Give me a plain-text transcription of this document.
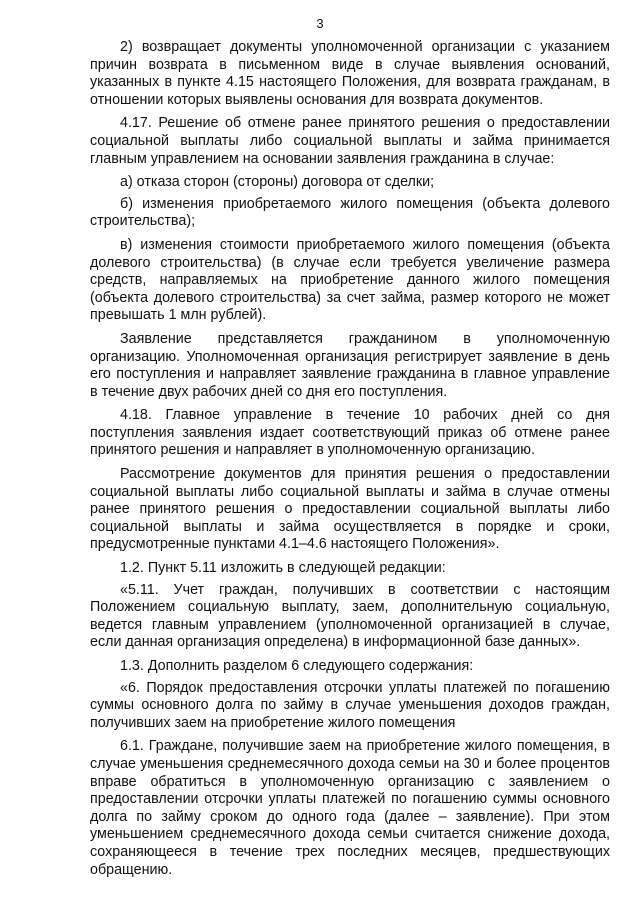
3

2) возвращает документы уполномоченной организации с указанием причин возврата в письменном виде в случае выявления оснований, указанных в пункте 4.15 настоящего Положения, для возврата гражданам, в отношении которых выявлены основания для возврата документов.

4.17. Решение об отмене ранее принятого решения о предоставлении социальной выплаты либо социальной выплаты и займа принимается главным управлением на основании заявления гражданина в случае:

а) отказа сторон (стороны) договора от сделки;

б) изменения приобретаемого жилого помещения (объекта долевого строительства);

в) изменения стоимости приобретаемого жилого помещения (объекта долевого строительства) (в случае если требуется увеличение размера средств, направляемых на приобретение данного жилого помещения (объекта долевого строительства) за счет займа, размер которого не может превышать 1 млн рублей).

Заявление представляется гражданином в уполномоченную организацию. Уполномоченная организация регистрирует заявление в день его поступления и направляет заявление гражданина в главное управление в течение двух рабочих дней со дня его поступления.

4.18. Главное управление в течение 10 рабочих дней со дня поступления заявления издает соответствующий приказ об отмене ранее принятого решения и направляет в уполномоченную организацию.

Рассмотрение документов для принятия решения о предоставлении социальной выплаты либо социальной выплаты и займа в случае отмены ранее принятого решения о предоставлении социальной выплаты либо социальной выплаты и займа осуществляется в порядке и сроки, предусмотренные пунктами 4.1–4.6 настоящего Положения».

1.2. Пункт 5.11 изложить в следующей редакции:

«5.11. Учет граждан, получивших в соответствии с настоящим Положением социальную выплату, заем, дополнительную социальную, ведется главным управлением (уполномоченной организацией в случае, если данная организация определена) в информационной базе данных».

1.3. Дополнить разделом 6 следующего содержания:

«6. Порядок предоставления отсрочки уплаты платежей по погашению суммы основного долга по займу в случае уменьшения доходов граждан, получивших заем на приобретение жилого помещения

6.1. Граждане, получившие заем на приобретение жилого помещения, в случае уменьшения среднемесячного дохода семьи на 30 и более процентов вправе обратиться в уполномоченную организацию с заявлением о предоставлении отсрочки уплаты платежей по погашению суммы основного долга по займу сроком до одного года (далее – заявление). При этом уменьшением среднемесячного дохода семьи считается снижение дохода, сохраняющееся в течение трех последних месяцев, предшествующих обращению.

==

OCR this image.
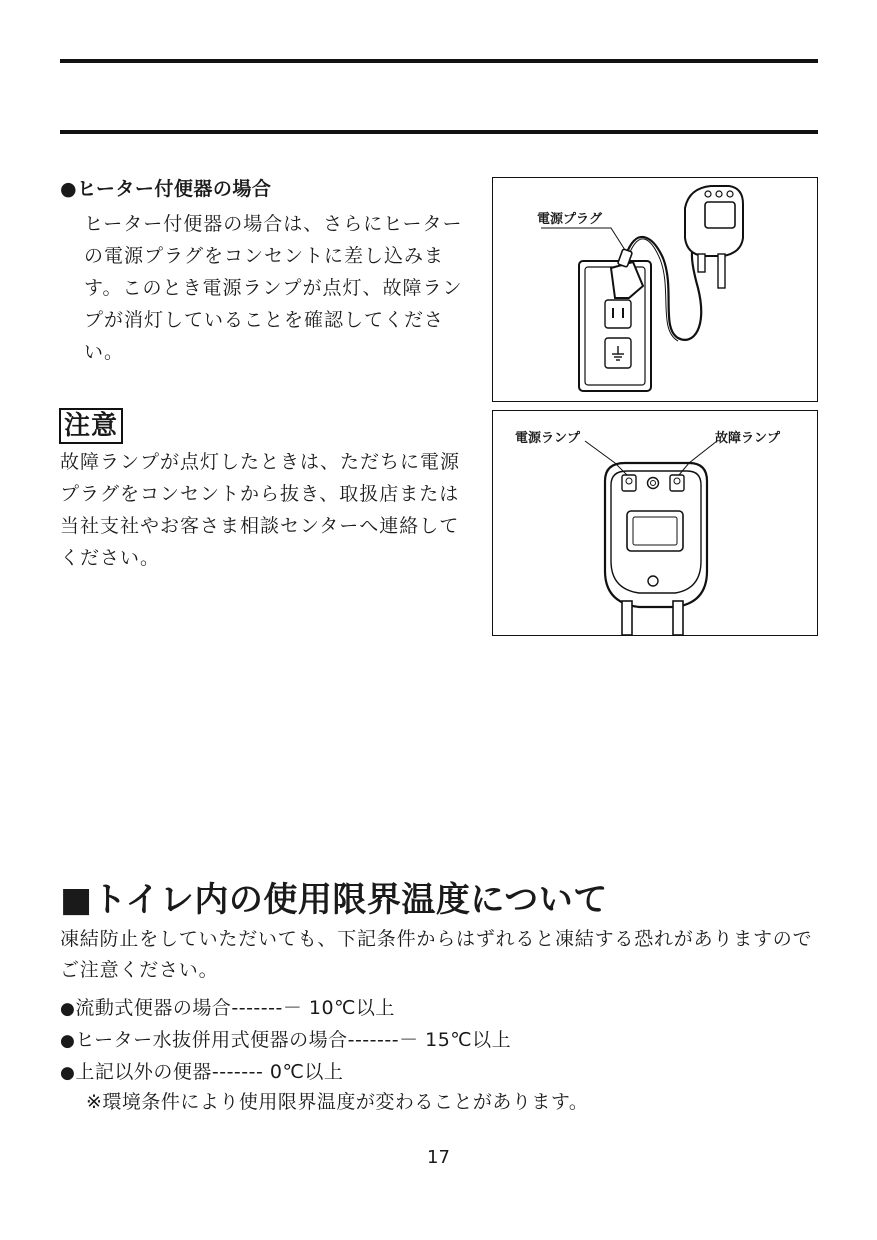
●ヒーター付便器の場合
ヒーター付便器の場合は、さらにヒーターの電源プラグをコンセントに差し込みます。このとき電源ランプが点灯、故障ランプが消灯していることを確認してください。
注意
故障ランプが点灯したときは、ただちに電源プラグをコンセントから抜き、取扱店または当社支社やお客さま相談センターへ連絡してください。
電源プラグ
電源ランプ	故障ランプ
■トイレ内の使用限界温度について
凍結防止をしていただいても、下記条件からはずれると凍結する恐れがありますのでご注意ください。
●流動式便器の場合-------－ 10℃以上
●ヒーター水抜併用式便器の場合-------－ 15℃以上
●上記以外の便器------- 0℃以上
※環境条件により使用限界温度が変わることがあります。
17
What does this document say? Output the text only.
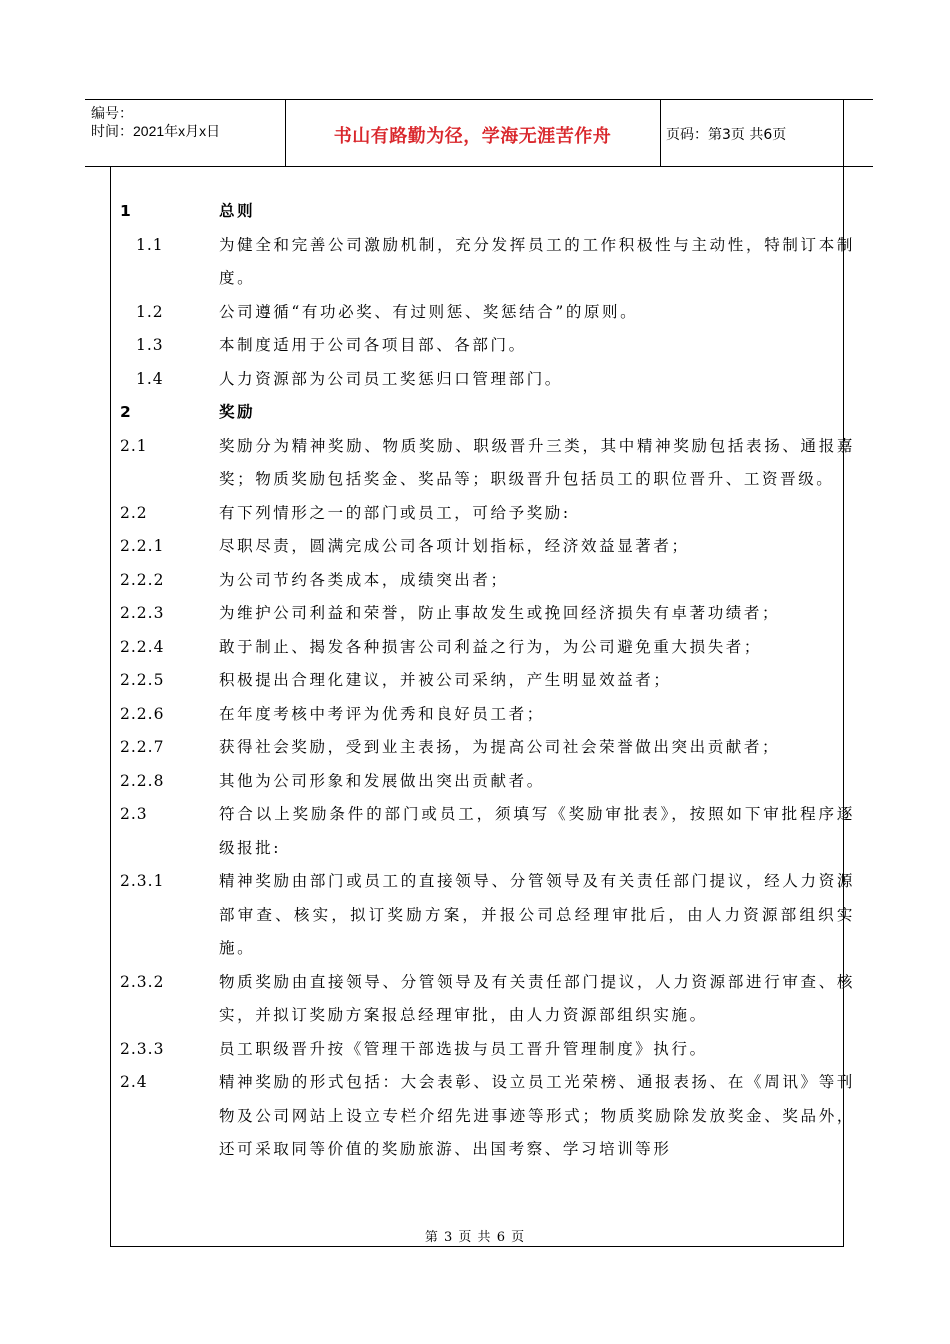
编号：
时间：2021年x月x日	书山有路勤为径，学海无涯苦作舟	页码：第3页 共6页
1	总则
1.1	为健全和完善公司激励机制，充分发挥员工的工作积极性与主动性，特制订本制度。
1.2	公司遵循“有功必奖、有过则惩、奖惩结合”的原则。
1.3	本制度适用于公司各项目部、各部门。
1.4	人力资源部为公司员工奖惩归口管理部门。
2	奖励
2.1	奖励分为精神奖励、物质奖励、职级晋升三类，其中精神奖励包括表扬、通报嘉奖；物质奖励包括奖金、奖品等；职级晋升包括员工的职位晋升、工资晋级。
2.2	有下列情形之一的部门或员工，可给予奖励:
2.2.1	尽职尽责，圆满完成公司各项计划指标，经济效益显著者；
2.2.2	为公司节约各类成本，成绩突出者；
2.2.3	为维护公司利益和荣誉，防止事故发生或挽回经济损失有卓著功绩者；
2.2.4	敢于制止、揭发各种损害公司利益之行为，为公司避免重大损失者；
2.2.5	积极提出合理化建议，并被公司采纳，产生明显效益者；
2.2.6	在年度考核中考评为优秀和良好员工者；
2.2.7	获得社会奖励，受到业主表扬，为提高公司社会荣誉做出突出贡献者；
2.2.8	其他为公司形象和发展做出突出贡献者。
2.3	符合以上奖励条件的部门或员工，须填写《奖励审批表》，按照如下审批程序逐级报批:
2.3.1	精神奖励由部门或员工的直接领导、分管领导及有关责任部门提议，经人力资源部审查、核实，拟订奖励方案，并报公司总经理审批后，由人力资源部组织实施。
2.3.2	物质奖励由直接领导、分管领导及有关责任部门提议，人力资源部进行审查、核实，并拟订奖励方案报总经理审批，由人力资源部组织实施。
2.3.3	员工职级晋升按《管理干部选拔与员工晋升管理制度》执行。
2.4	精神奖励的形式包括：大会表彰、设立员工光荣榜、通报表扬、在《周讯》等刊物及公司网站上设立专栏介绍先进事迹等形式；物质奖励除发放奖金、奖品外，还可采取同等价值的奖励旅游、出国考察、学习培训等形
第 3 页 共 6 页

▸ Your task: Out of the records, collect only those lines that contain the string "принятого".

▸ The output:
4.17. Решение об отмене ранее принятого решения о предоставлении социальной выплаты либо социальной выплаты и займа принимается главным управлением на основании заявления гражданина в случае:
4.18. Главное управление в течение 10 рабочих дней со дня поступления заявления издает соответствующий приказ об отмене ранее принятого решения и направляет в уполномоченную организацию.
Рассмотрение документов для принятия решения о предоставлении социальной выплаты либо социальной выплаты и займа в случае отмены ранее принятого решения о предоставлении социальной выплаты либо социальной выплаты и займа осуществляется в порядке и сроки, предусмотренные пунктами 4.1–4.6 настоящего Положения».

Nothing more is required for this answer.